• Records supplied:
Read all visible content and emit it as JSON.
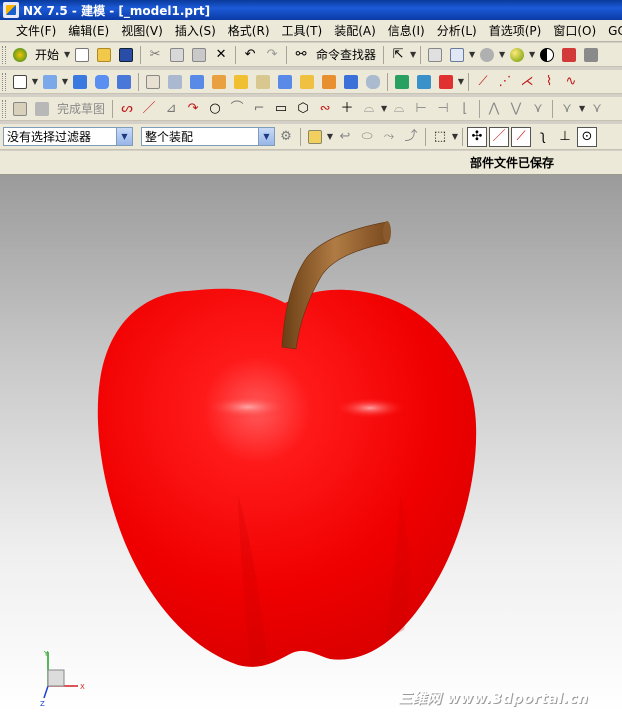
{
  "window": {
    "title": "NX 7.5 - 建模 - [_model1.prt]"
  },
  "menu": {
    "items": [
      "文件(F)",
      "编辑(E)",
      "视图(V)",
      "插入(S)",
      "格式(R)",
      "工具(T)",
      "装配(A)",
      "信息(I)",
      "分析(L)",
      "首选项(P)",
      "窗口(O)",
      "GC工具"
    ]
  },
  "toolbar": {
    "start_label": "开始",
    "command_finder_label": "命令查找器",
    "finish_sketch_label": "完成草图"
  },
  "selection": {
    "filter_value": "没有选择过滤器",
    "scope_value": "整个装配"
  },
  "status": {
    "message": "部件文件已保存"
  },
  "triad": {
    "x_label": "X",
    "y_label": "Y",
    "z_label": "Z"
  },
  "watermark": {
    "text": "三维网 www.3dportal.cn"
  },
  "colors": {
    "apple": "#ff0000",
    "stem": "#8b5a2b",
    "titlebar": "#0b3aa6"
  }
}
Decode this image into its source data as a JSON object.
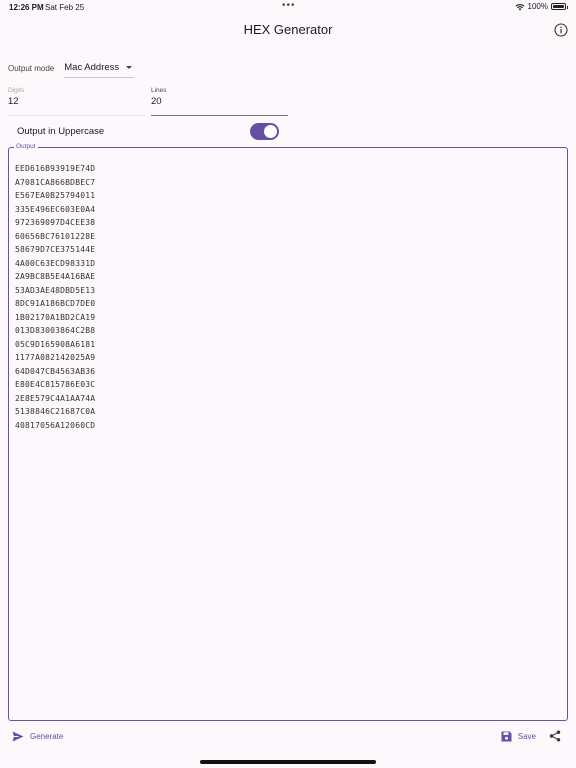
{
  "status_bar": {
    "time": "12:26 PM",
    "date": "Sat Feb 25",
    "dots": "•••",
    "battery": "100%"
  },
  "app_bar": {
    "title": "HEX Generator",
    "info_icon": "info-icon"
  },
  "output_mode": {
    "label": "Output mode",
    "value": "Mac Address"
  },
  "digits": {
    "label": "Digits",
    "value": "12"
  },
  "lines": {
    "label": "Lines",
    "value": "20"
  },
  "uppercase": {
    "label": "Output in Uppercase",
    "enabled": true
  },
  "output": {
    "label": "Output",
    "lines": [
      "EED616B93919E74D",
      "A7081CA866BDBEC7",
      "E567EA0B25794011",
      "335E496EC603E0A4",
      "972369097D4CEE38",
      "60656BC76101228E",
      "58679D7CE375144E",
      "4A00C63ECD98331D",
      "2A9BC8B5E4A16BAE",
      "53AD3AE48DBD5E13",
      "8DC91A186BCD7DE0",
      "1B02170A1BD2CA19",
      "013D83003864C2B8",
      "05C9D165908A6181",
      "1177A082142025A9",
      "64D047CB4563AB36",
      "E80E4C815786E03C",
      "2E8E579C4A1AA74A",
      "5138846C21687C0A",
      "40817056A12060CD"
    ]
  },
  "bottom_bar": {
    "generate_label": "Generate",
    "save_label": "Save"
  },
  "colors": {
    "accent": "#6750a4",
    "background": "#fdf8fc"
  }
}
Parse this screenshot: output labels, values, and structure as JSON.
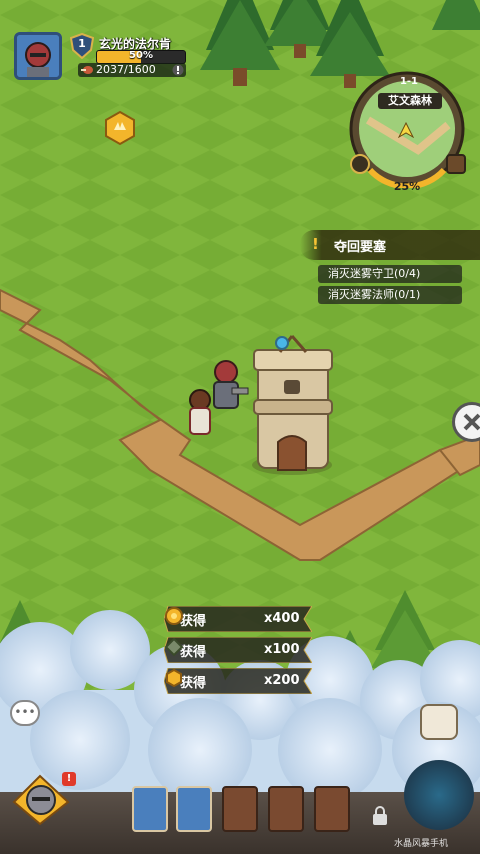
{
  "player": {
    "level": "1",
    "name": "玄光的法尔肯",
    "xp_percent_text": "50%",
    "xp_fraction": 0.5,
    "stamina_text": "2037/1600"
  },
  "minimap": {
    "stage": "1-1",
    "area_name": "艾文森林",
    "progress_text": "25%"
  },
  "quest": {
    "title": "夺回要塞",
    "items": [
      "消灭迷雾守卫(0/4)",
      "消灭迷雾法师(0/1)"
    ]
  },
  "rewards": [
    {
      "label": "获得",
      "icon": "gold-coin-icon",
      "amount": "x400"
    },
    {
      "label": "获得",
      "icon": "gem-icon",
      "amount": "x100"
    },
    {
      "label": "获得",
      "icon": "crown-medal-icon",
      "amount": "x200"
    }
  ],
  "watermark": "水晶风暴手机",
  "colors": {
    "grass": "#7fb53a",
    "path": "#c9975a",
    "fog": "#cfe0f0",
    "accent_gold": "#f3b52b"
  }
}
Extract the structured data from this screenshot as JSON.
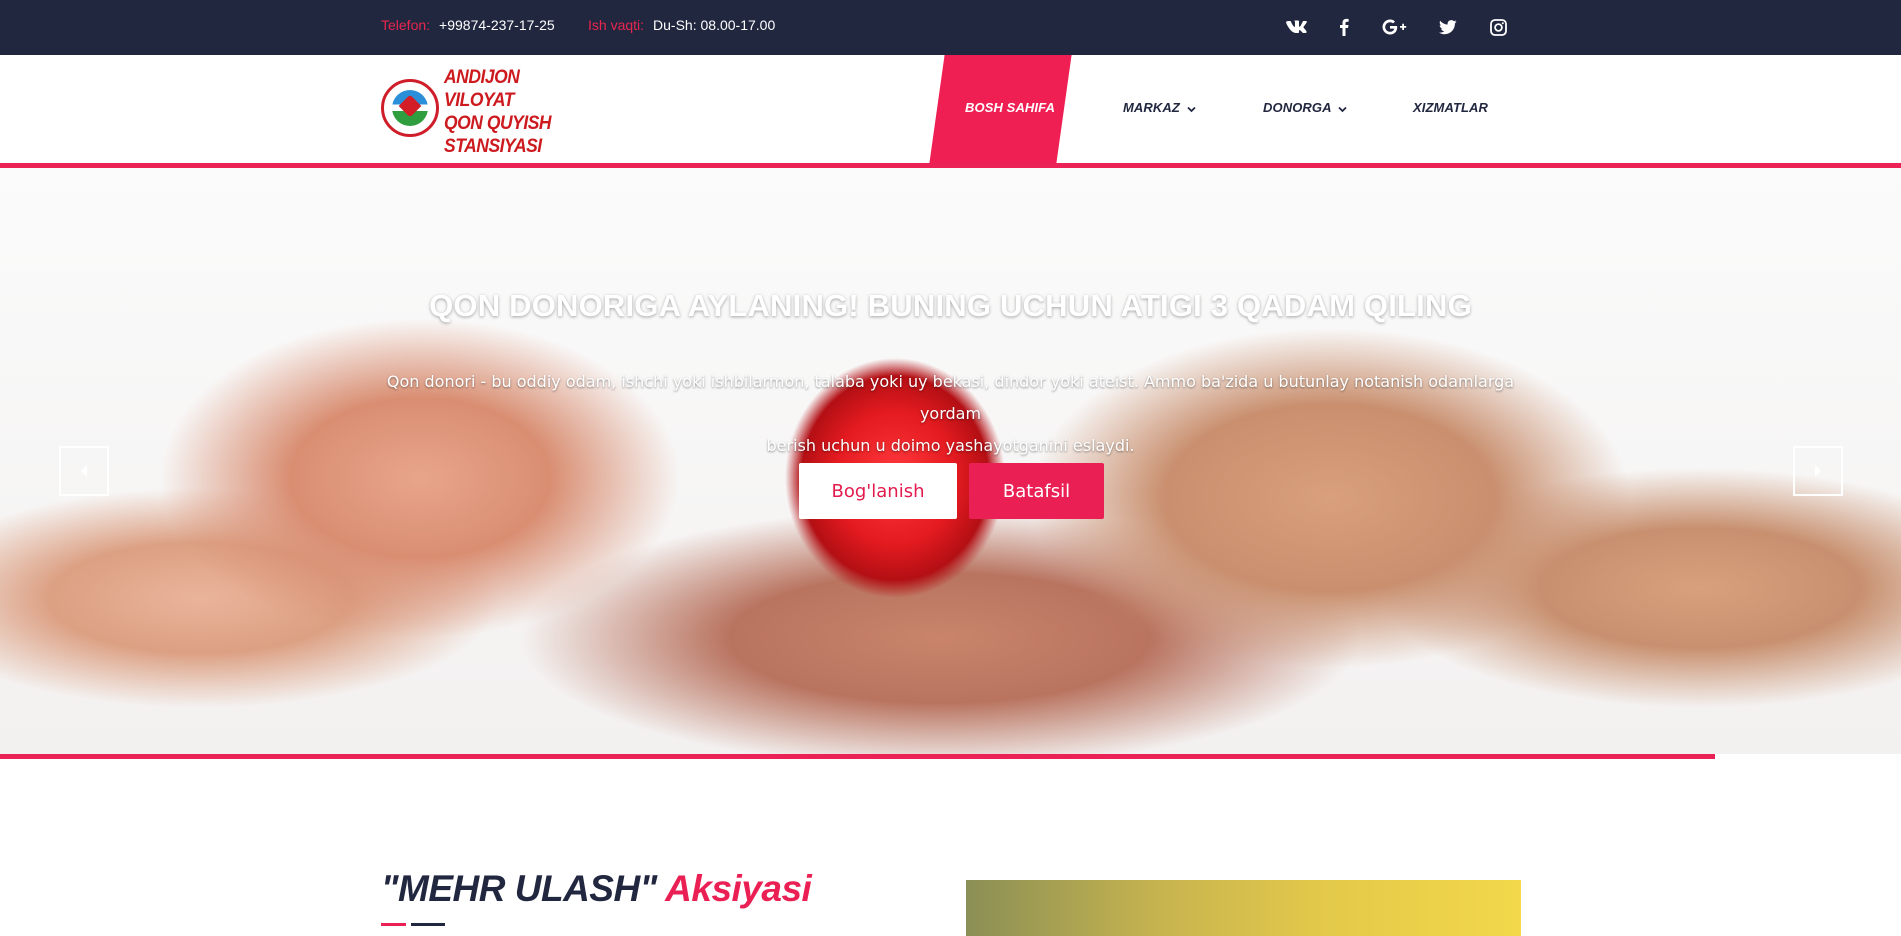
{
  "topbar": {
    "phone_label": "Telefon:",
    "phone_value": "+99874-237-17-25",
    "hours_label": "Ish vaqti:",
    "hours_value": "Du-Sh: 08.00-17.00",
    "social_icons": [
      "vk-icon",
      "facebook-icon",
      "google-plus-icon",
      "twitter-icon",
      "instagram-icon"
    ]
  },
  "logo": {
    "line1": "ANDIJON VILOYAT",
    "line2": "QON QUYISH",
    "line3": "STANSIYASI"
  },
  "nav": {
    "items": [
      {
        "label": "BOSH SAHIFA",
        "active": true
      },
      {
        "label": "MARKAZ",
        "dropdown": true
      },
      {
        "label": "DONORGA",
        "dropdown": true
      },
      {
        "label": "XIZMATLAR"
      }
    ],
    "chevron": "⌄"
  },
  "hero": {
    "title": "QON DONORIGA AYLANING! BUNING UCHUN ATIGI 3 QADAM QILING",
    "text_line1": "Qon donori - bu oddiy odam, ishchi yoki ishbilarmon, talaba yoki uy bekasi, dindor yoki ateist. Ammo ba'zida u butunlay notanish odamlarga yordam",
    "text_line2": "berish uchun u doimo yashayotganini eslaydi.",
    "button_contact": "Bog'lanish",
    "button_more": "Batafsil"
  },
  "section": {
    "title_main": "\"MEHR ULASH\"",
    "title_accent": "Aksiyasi"
  },
  "colors": {
    "topbar": "#222740",
    "accent": "#ea1f53",
    "logo_text": "#cc1a1f"
  }
}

• Goal: Go back to the records above and write them out exactly, without the pictures.

• Solution for this problem:
Read all visible content and emit it as JSON.
{
  "window": {
    "title": "NX 7.5 - 建模 - [_model1.prt]"
  },
  "menu": {
    "items": [
      "文件(F)",
      "编辑(E)",
      "视图(V)",
      "插入(S)",
      "格式(R)",
      "工具(T)",
      "装配(A)",
      "信息(I)",
      "分析(L)",
      "首选项(P)",
      "窗口(O)",
      "GC工具"
    ]
  },
  "toolbar": {
    "start_label": "开始",
    "command_finder_label": "命令查找器",
    "finish_sketch_label": "完成草图"
  },
  "selection": {
    "filter_value": "没有选择过滤器",
    "scope_value": "整个装配"
  },
  "status": {
    "message": "部件文件已保存"
  },
  "triad": {
    "x_label": "X",
    "y_label": "Y",
    "z_label": "Z"
  },
  "watermark": {
    "text": "三维网 www.3dportal.cn"
  },
  "colors": {
    "apple": "#ff0000",
    "stem": "#8b5a2b",
    "titlebar": "#0b3aa6"
  }
}
Decode this image into its source data as a JSON object.
{
  "status_bar": {
    "time": "12:26 PM",
    "date": "Sat Feb 25",
    "dots": "•••",
    "battery": "100%"
  },
  "app_bar": {
    "title": "HEX Generator",
    "info_icon": "info-icon"
  },
  "output_mode": {
    "label": "Output mode",
    "value": "Mac Address"
  },
  "digits": {
    "label": "Digits",
    "value": "12"
  },
  "lines": {
    "label": "Lines",
    "value": "20"
  },
  "uppercase": {
    "label": "Output in Uppercase",
    "enabled": true
  },
  "output": {
    "label": "Output",
    "lines": [
      "EED616B93919E74D",
      "A7081CA866BDBEC7",
      "E567EA0B25794011",
      "335E496EC603E0A4",
      "972369097D4CEE38",
      "60656BC76101228E",
      "58679D7CE375144E",
      "4A00C63ECD98331D",
      "2A9BC8B5E4A16BAE",
      "53AD3AE48DBD5E13",
      "8DC91A186BCD7DE0",
      "1B02170A1BD2CA19",
      "013D83003864C2B8",
      "05C9D165908A6181",
      "1177A082142025A9",
      "64D047CB4563AB36",
      "E80E4C815786E03C",
      "2E8E579C4A1AA74A",
      "5138846C21687C0A",
      "40817056A12060CD"
    ]
  },
  "bottom_bar": {
    "generate_label": "Generate",
    "save_label": "Save"
  },
  "colors": {
    "accent": "#6750a4",
    "background": "#fdf8fc"
  }
}
Parse this screenshot: output labels, values, and structure as JSON.
{
  "player": {
    "level": "1",
    "name": "玄光的法尔肯",
    "xp_percent_text": "50%",
    "xp_fraction": 0.5,
    "stamina_text": "2037/1600"
  },
  "minimap": {
    "stage": "1-1",
    "area_name": "艾文森林",
    "progress_text": "25%"
  },
  "quest": {
    "title": "夺回要塞",
    "items": [
      "消灭迷雾守卫(0/4)",
      "消灭迷雾法师(0/1)"
    ]
  },
  "rewards": [
    {
      "label": "获得",
      "icon": "gold-coin-icon",
      "amount": "x400"
    },
    {
      "label": "获得",
      "icon": "gem-icon",
      "amount": "x100"
    },
    {
      "label": "获得",
      "icon": "crown-medal-icon",
      "amount": "x200"
    }
  ],
  "watermark": "水晶风暴手机",
  "colors": {
    "grass": "#7fb53a",
    "path": "#c9975a",
    "fog": "#cfe0f0",
    "accent_gold": "#f3b52b"
  }
}
Extract the structured data from this screenshot as JSON.
{
  "topbar": {
    "phone_label": "Telefon:",
    "phone_value": "+99874-237-17-25",
    "hours_label": "Ish vaqti:",
    "hours_value": "Du-Sh: 08.00-17.00",
    "social_icons": [
      "vk-icon",
      "facebook-icon",
      "google-plus-icon",
      "twitter-icon",
      "instagram-icon"
    ]
  },
  "logo": {
    "line1": "ANDIJON VILOYAT",
    "line2": "QON QUYISH",
    "line3": "STANSIYASI"
  },
  "nav": {
    "items": [
      {
        "label": "BOSH SAHIFA",
        "active": true
      },
      {
        "label": "MARKAZ",
        "dropdown": true
      },
      {
        "label": "DONORGA",
        "dropdown": true
      },
      {
        "label": "XIZMATLAR"
      }
    ],
    "chevron": "⌄"
  },
  "hero": {
    "title": "QON DONORIGA AYLANING! BUNING UCHUN ATIGI 3 QADAM QILING",
    "text_line1": "Qon donori - bu oddiy odam, ishchi yoki ishbilarmon, talaba yoki uy bekasi, dindor yoki ateist. Ammo ba'zida u butunlay notanish odamlarga yordam",
    "text_line2": "berish uchun u doimo yashayotganini eslaydi.",
    "button_contact": "Bog'lanish",
    "button_more": "Batafsil"
  },
  "section": {
    "title_main": "\"MEHR ULASH\"",
    "title_accent": "Aksiyasi"
  },
  "colors": {
    "topbar": "#222740",
    "accent": "#ea1f53",
    "logo_text": "#cc1a1f"
  }
}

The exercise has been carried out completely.